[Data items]
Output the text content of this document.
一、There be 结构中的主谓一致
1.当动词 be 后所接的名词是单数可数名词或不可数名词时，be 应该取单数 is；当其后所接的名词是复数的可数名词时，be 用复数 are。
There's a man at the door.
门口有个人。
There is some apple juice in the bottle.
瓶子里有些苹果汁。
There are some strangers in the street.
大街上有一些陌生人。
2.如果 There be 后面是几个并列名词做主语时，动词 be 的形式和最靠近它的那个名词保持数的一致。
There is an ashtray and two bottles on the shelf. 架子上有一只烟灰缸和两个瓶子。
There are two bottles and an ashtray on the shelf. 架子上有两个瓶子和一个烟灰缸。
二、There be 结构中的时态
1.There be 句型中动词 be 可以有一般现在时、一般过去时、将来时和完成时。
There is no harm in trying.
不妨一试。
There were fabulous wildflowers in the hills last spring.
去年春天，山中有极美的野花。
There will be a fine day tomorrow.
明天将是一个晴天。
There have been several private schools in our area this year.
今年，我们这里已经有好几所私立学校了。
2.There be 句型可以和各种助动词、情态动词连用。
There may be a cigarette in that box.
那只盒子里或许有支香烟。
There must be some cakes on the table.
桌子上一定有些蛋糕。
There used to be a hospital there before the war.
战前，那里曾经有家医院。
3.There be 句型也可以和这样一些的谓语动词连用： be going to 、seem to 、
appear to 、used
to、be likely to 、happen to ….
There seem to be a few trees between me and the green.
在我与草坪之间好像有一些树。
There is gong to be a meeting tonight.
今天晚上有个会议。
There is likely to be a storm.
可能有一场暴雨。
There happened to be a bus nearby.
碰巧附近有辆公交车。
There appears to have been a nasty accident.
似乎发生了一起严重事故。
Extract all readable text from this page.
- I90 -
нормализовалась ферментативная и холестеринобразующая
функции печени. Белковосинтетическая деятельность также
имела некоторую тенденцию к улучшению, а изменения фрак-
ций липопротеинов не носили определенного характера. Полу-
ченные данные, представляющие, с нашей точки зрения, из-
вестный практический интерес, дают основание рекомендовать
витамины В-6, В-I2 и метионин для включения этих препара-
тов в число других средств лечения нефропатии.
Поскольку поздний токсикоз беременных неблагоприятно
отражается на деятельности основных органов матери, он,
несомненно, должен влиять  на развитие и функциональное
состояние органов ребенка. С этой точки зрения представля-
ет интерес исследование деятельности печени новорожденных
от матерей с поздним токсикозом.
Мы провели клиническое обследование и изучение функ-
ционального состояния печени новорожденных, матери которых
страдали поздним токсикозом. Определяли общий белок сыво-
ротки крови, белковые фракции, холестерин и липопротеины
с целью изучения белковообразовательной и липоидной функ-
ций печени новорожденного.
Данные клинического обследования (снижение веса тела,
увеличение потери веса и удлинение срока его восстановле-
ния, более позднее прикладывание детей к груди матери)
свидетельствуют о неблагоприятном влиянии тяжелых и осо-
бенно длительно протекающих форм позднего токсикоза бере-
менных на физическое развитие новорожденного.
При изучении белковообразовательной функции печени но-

--

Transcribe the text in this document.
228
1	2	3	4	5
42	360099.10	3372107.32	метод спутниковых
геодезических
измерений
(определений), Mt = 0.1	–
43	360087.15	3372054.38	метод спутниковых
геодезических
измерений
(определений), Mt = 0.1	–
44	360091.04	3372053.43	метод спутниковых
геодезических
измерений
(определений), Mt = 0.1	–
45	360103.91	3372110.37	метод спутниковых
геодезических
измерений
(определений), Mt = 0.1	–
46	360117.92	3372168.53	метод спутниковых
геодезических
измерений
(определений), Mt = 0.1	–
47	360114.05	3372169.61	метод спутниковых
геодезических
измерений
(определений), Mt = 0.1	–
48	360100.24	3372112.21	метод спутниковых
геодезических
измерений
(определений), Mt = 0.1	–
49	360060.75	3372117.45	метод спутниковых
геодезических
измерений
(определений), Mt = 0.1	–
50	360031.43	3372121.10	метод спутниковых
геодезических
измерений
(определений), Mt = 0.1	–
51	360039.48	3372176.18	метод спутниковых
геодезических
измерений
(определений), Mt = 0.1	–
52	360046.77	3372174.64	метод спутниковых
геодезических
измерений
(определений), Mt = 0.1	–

_Challenge_: State how many lines above include the word "likely", and nothing more.

_Final answer_: 2